## START
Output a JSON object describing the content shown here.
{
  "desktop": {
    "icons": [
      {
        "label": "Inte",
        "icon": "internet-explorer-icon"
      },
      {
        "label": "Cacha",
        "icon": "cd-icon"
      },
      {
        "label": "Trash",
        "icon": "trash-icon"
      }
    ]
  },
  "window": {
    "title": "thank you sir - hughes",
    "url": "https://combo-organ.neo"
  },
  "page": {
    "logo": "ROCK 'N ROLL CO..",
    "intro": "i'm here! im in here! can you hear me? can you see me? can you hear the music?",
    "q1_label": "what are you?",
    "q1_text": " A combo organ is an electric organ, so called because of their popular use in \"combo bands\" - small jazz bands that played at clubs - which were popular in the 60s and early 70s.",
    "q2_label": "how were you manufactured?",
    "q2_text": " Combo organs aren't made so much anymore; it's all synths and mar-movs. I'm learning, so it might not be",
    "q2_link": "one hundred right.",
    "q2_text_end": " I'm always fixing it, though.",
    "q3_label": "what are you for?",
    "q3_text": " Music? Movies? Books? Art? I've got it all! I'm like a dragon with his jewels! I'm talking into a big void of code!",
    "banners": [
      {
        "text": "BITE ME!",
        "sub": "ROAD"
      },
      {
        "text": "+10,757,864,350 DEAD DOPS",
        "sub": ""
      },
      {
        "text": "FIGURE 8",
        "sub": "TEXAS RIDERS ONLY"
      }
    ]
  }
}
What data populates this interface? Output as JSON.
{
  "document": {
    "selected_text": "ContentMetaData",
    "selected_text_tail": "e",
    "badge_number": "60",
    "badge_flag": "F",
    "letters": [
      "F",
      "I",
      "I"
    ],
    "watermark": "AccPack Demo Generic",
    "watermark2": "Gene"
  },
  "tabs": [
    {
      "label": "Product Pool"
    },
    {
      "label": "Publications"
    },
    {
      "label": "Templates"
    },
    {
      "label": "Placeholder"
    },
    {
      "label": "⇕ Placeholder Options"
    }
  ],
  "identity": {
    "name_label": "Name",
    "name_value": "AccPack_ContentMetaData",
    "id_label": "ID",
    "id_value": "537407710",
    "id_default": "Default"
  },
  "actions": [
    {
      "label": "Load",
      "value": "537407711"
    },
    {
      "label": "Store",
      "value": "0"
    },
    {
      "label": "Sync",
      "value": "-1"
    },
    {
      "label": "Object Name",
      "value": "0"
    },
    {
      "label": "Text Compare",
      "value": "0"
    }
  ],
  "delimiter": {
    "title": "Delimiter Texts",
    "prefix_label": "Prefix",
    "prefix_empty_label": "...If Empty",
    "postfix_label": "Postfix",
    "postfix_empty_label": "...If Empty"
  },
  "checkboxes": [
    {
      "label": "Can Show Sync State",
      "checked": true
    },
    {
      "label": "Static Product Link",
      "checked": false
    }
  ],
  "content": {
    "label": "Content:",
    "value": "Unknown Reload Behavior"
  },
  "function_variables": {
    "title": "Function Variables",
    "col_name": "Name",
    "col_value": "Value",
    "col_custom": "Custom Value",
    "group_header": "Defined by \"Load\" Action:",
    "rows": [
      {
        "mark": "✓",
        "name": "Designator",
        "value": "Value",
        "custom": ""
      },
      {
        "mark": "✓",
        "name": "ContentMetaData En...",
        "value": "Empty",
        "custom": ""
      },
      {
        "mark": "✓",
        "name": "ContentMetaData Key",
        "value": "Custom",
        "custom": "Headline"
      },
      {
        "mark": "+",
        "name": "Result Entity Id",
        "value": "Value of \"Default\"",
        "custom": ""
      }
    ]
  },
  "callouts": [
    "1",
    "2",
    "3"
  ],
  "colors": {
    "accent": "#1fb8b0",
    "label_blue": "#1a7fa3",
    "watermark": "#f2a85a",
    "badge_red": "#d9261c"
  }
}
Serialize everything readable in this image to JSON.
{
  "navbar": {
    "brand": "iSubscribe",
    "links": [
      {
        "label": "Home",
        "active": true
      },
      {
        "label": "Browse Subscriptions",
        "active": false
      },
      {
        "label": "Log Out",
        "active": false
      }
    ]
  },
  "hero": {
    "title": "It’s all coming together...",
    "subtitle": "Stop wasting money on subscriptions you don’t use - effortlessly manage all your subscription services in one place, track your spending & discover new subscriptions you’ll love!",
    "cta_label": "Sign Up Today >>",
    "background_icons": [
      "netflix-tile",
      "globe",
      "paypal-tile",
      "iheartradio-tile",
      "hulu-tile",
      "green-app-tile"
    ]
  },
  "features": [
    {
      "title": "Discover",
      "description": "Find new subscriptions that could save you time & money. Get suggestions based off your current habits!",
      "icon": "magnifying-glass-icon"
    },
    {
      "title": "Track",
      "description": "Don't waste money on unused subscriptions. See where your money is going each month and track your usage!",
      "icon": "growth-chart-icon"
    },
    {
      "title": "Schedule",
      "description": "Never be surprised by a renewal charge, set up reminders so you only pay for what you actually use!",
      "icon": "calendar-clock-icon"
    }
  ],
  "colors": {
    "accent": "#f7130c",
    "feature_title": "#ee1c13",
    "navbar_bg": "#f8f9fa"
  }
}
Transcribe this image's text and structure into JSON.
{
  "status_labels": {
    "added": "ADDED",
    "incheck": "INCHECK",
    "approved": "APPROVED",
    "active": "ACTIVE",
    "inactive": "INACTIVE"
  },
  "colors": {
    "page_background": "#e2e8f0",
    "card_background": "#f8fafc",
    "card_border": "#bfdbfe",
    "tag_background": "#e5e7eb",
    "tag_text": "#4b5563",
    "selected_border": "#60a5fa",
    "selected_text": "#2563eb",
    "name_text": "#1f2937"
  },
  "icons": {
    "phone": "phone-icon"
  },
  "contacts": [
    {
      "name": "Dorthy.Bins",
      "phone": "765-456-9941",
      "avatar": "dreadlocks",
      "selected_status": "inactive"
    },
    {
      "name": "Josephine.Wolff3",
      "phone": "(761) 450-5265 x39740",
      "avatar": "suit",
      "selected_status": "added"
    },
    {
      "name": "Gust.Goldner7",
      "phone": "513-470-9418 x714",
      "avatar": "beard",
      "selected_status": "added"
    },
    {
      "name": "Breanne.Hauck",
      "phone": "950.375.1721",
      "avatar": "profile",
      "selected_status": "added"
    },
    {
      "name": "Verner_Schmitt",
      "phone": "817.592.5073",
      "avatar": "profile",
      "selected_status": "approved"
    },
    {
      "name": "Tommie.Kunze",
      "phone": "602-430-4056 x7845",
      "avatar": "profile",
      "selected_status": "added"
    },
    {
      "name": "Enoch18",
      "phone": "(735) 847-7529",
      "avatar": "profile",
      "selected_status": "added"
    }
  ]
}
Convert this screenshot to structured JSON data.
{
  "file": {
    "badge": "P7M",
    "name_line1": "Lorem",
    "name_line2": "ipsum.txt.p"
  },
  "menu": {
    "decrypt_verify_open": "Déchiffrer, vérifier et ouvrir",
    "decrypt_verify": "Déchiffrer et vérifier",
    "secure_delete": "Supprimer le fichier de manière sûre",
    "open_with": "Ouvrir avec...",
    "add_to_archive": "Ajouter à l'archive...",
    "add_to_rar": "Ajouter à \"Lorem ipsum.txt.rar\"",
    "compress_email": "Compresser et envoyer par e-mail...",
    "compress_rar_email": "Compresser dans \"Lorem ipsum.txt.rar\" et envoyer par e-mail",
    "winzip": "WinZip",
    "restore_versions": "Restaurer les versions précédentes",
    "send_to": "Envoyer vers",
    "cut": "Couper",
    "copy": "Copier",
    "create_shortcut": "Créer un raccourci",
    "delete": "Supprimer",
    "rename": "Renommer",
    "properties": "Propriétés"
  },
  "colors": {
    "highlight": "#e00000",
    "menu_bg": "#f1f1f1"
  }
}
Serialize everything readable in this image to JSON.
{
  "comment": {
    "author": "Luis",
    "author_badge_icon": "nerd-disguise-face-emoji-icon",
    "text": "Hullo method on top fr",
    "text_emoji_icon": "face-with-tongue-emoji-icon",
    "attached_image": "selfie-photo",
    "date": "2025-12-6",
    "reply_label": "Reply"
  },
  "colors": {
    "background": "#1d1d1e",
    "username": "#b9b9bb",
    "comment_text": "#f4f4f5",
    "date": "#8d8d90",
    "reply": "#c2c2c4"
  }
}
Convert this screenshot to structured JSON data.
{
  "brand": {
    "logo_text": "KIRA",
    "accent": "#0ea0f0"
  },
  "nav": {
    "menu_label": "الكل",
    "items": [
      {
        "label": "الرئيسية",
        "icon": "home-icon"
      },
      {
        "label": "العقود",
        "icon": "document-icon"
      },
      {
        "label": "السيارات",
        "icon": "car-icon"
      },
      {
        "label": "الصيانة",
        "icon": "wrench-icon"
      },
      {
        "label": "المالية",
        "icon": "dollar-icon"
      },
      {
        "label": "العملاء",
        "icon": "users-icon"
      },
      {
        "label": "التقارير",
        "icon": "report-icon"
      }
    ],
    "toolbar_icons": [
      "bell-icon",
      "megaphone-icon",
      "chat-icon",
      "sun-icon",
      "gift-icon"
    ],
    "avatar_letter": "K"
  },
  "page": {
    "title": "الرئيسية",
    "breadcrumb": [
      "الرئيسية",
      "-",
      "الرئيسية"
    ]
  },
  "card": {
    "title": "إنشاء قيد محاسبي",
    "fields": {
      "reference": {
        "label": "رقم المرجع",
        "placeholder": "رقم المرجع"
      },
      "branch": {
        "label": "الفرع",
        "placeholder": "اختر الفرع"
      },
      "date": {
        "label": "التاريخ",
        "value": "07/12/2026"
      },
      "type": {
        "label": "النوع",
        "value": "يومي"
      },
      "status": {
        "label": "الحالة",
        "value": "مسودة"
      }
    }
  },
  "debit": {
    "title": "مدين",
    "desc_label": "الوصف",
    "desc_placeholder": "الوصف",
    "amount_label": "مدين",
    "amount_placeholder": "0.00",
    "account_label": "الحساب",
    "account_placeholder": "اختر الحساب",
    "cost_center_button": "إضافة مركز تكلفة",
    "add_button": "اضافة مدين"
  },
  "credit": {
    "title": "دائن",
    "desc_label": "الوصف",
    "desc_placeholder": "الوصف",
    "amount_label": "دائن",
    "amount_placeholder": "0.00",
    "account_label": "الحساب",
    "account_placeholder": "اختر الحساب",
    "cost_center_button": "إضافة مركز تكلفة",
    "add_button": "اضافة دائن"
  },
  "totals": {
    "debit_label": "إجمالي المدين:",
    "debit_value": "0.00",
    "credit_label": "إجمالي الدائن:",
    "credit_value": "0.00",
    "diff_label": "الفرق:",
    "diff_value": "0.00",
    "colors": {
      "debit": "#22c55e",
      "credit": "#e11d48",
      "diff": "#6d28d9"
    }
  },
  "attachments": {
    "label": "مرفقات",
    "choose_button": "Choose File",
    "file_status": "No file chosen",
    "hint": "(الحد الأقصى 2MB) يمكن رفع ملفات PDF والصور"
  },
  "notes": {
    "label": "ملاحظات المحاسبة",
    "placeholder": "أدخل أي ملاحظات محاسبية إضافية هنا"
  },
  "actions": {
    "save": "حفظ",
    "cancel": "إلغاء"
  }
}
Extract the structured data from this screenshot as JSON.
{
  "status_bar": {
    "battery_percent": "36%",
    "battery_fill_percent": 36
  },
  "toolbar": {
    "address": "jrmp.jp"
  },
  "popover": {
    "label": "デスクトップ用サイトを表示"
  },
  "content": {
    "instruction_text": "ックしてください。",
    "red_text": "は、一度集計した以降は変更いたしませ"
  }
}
## END
• **Your task**: Find the word "tile" and list each line it appears in.

• **Solution to the exercise**:
      "netflix-tile",
      "paypal-tile",
      "iheartradio-tile",
      "hulu-tile",
      "green-app-tile"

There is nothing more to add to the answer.